◆ WORK TO BE COMPLETED ◆
Lay out the records below as a Markdown table with two columns, Row and Line, giving each nonblank line its own numbered row and skipping blank lines. Leave the pictures out.

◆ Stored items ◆
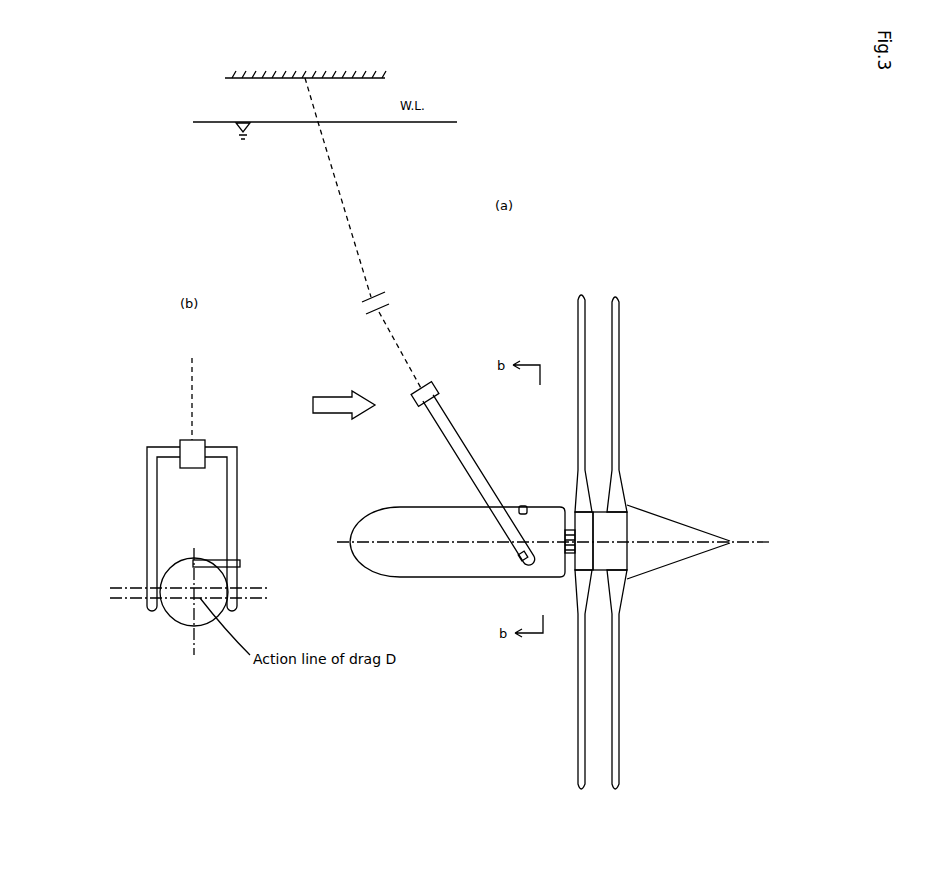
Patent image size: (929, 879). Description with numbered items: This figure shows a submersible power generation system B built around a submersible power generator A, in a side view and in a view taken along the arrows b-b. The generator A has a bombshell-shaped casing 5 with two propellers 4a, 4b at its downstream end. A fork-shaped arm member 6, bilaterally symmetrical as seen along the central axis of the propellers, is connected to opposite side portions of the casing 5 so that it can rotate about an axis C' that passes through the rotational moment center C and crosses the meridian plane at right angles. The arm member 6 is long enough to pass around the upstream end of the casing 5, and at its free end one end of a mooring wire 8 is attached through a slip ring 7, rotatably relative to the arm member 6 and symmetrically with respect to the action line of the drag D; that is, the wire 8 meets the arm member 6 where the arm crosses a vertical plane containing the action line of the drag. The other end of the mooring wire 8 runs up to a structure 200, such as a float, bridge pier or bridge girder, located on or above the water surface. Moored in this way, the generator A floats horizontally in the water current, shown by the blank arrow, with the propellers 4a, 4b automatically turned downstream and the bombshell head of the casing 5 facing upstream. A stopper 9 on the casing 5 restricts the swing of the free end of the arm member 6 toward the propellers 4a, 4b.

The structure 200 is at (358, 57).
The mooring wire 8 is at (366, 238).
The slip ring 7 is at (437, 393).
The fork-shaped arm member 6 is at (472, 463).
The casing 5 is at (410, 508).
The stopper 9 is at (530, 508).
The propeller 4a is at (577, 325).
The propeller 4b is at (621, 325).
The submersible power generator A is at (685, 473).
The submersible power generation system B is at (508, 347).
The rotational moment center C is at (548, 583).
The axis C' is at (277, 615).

◆ EXERCISE RESULT ◆
| Row | Line |
|---|---|
| 1 | Patent image size: (929, 879). Description with numbered items: This figure shows a submersible power generation system B built around a submersible power generator A, in a side view and in a view taken along the arrows b-b. The generator A has a bombshell-shaped casing 5 with two propellers 4a, 4b at its downstream end. A fork-shaped arm member 6, bilaterally symmetrical as seen along the central axis of the propellers, is connected to opposite side portions of the casing 5 so that it can rotate about an axis C' that passes through the rotational moment center C and crosses the meridian plane at right angles. The arm member 6 is long enough to pass around the upstream end of the casing 5, and at its free end one end of a mooring wire 8 is attached through a slip ring 7, rotatably relative to the arm member 6 and symmetrically with respect to the action line of the drag D; that is, the wire 8 meets the arm member 6 where the arm crosses a vertical plane containing the action line of the drag. The other end of the mooring wire 8 runs up to a structure 200, such as a float, bridge pier or bridge girder, located on or above the water surface. Moored in this way, the generator A floats horizontally in the water current, shown by the blank arrow, with the propellers 4a, 4b automatically turned downstream and the bombshell head of the casing 5 facing upstream. A stopper 9 on the casing 5 restricts the swing of the free end of the arm member 6 toward the propellers 4a, 4b. |
| 2 | The structure 200 is at (358, 57). |
| 3 | The mooring wire 8 is at (366, 238). |
| 4 | The slip ring 7 is at (437, 393). |
| 5 | The fork-shaped arm member 6 is at (472, 463). |
| 6 | The casing 5 is at (410, 508). |
| 7 | The stopper 9 is at (530, 508). |
| 8 | The propeller 4a is at (577, 325). |
| 9 | The propeller 4b is at (621, 325). |
| 10 | The submersible power generator A is at (685, 473). |
| 11 | The submersible power generation system B is at (508, 347). |
| 12 | The rotational moment center C is at (548, 583). |
| 13 | The axis C' is at (277, 615). |